**Task prompt**.
Scan the listing below. Report each line that includes "Surface".

**Data records**.

········

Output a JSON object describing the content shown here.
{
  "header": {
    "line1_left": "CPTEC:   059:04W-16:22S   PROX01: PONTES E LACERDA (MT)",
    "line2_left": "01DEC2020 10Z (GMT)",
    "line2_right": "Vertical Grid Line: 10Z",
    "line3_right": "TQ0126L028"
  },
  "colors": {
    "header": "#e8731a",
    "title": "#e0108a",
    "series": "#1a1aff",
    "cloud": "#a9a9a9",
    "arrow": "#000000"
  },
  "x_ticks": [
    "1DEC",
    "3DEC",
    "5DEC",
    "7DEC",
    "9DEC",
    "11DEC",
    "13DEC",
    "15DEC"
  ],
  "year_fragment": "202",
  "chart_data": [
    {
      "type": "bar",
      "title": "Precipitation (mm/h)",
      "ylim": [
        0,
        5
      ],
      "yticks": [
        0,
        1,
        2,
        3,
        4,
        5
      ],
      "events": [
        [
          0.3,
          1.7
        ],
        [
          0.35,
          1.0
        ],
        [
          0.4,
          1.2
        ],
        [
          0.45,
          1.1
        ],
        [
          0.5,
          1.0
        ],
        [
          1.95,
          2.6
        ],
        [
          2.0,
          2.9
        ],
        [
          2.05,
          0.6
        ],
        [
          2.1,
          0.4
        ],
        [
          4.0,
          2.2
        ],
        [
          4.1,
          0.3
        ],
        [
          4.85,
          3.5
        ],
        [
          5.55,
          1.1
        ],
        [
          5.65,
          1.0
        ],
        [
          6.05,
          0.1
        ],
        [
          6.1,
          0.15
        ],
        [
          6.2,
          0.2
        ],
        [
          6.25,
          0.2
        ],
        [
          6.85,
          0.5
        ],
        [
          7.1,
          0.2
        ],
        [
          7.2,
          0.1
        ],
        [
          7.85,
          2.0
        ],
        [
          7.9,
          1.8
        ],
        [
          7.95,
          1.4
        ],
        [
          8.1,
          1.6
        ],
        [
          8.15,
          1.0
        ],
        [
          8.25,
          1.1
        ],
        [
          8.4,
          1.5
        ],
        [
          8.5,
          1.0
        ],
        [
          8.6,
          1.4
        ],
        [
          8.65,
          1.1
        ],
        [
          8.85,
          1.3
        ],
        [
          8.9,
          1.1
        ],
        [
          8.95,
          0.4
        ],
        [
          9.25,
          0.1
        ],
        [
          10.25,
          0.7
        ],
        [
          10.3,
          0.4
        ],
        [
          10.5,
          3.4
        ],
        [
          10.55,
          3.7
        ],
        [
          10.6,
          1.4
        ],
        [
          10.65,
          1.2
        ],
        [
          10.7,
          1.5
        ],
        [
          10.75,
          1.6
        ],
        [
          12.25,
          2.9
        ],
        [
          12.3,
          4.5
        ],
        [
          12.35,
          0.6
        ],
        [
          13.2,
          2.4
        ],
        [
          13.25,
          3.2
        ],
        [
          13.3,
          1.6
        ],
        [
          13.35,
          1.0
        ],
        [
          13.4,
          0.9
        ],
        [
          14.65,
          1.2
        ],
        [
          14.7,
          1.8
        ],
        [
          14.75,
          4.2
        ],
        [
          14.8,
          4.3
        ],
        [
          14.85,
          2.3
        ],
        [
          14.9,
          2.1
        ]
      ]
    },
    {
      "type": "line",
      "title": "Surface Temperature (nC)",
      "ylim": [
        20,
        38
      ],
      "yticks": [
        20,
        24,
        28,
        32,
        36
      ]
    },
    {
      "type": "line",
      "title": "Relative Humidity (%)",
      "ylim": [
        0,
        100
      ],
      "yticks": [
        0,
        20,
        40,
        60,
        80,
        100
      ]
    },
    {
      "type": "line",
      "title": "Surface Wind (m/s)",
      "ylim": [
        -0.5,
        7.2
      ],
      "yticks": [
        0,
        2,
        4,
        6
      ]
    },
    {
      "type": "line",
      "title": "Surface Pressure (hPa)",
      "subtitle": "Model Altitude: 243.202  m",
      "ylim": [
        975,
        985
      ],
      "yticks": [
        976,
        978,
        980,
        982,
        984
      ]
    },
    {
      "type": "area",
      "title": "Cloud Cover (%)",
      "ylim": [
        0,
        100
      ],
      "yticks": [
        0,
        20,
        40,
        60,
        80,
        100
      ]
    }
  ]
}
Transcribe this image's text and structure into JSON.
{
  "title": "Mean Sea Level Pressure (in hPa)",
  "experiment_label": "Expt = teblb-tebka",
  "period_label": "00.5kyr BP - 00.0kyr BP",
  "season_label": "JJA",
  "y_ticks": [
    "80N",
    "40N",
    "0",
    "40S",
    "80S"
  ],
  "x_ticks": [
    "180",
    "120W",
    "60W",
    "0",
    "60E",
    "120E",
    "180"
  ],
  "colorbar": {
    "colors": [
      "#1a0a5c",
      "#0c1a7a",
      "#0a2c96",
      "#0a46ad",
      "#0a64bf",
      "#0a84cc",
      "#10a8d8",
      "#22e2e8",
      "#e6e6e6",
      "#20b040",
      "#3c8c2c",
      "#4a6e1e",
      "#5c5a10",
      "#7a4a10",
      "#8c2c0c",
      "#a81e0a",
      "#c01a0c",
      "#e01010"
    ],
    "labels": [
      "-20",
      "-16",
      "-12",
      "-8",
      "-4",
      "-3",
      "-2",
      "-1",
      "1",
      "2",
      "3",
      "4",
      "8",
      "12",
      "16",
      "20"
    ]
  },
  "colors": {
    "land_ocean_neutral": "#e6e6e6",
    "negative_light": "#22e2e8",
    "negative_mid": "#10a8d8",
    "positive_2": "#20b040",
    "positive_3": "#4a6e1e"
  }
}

········

**Written answer**.
      "title": "Surface Temperature (nC)",
      "title": "Surface Wind (m/s)",
      "title": "Surface Pressure (hPa)",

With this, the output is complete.